→ Task statement
Your task is to print the material below exactly as presented.
---- Listed records
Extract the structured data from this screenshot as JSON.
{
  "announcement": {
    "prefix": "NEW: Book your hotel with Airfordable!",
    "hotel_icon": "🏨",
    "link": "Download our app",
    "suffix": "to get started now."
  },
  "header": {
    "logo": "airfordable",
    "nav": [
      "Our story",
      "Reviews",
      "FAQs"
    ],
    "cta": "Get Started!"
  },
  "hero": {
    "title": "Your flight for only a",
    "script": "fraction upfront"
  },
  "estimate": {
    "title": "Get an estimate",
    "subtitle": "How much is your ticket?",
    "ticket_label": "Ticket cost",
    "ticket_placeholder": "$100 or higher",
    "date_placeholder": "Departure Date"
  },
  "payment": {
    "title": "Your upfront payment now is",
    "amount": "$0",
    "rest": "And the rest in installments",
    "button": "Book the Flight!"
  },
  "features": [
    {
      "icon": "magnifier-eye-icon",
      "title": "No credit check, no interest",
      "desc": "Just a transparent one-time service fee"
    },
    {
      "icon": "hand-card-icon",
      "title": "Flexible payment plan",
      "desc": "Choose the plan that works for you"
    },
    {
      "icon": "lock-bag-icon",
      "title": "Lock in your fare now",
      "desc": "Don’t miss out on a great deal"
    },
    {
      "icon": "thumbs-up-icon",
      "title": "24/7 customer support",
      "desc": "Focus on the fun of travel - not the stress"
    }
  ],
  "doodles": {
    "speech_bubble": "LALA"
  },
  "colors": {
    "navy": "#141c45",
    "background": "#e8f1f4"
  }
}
--------
→ Exercise output
Extract the structured data from this screenshot as JSON.
{
  "announcement": {
    "prefix": "NEW: Book your hotel with Airfordable!",
    "hotel_icon": "🏨",
    "link": "Download our app",
    "suffix": "to get started now."
  },
  "header": {
    "logo": "airfordable",
    "nav": [
      "Our story",
      "Reviews",
      "FAQs"
    ],
    "cta": "Get Started!"
  },
  "hero": {
    "title": "Your flight for only a",
    "script": "fraction upfront"
  },
  "estimate": {
    "title": "Get an estimate",
    "subtitle": "How much is your ticket?",
    "ticket_label": "Ticket cost",
    "ticket_placeholder": "$100 or higher",
    "date_placeholder": "Departure Date"
  },
  "payment": {
    "title": "Your upfront payment now is",
    "amount": "$0",
    "rest": "And the rest in installments",
    "button": "Book the Flight!"
  },
  "features": [
    {
      "icon": "magnifier-eye-icon",
      "title": "No credit check, no interest",
      "desc": "Just a transparent one-time service fee"
    },
    {
      "icon": "hand-card-icon",
      "title": "Flexible payment plan",
      "desc": "Choose the plan that works for you"
    },
    {
      "icon": "lock-bag-icon",
      "title": "Lock in your fare now",
      "desc": "Don’t miss out on a great deal"
    },
    {
      "icon": "thumbs-up-icon",
      "title": "24/7 customer support",
      "desc": "Focus on the fun of travel - not the stress"
    }
  ],
  "doodles": {
    "speech_bubble": "LALA"
  },
  "colors": {
    "navy": "#141c45",
    "background": "#e8f1f4"
  }
}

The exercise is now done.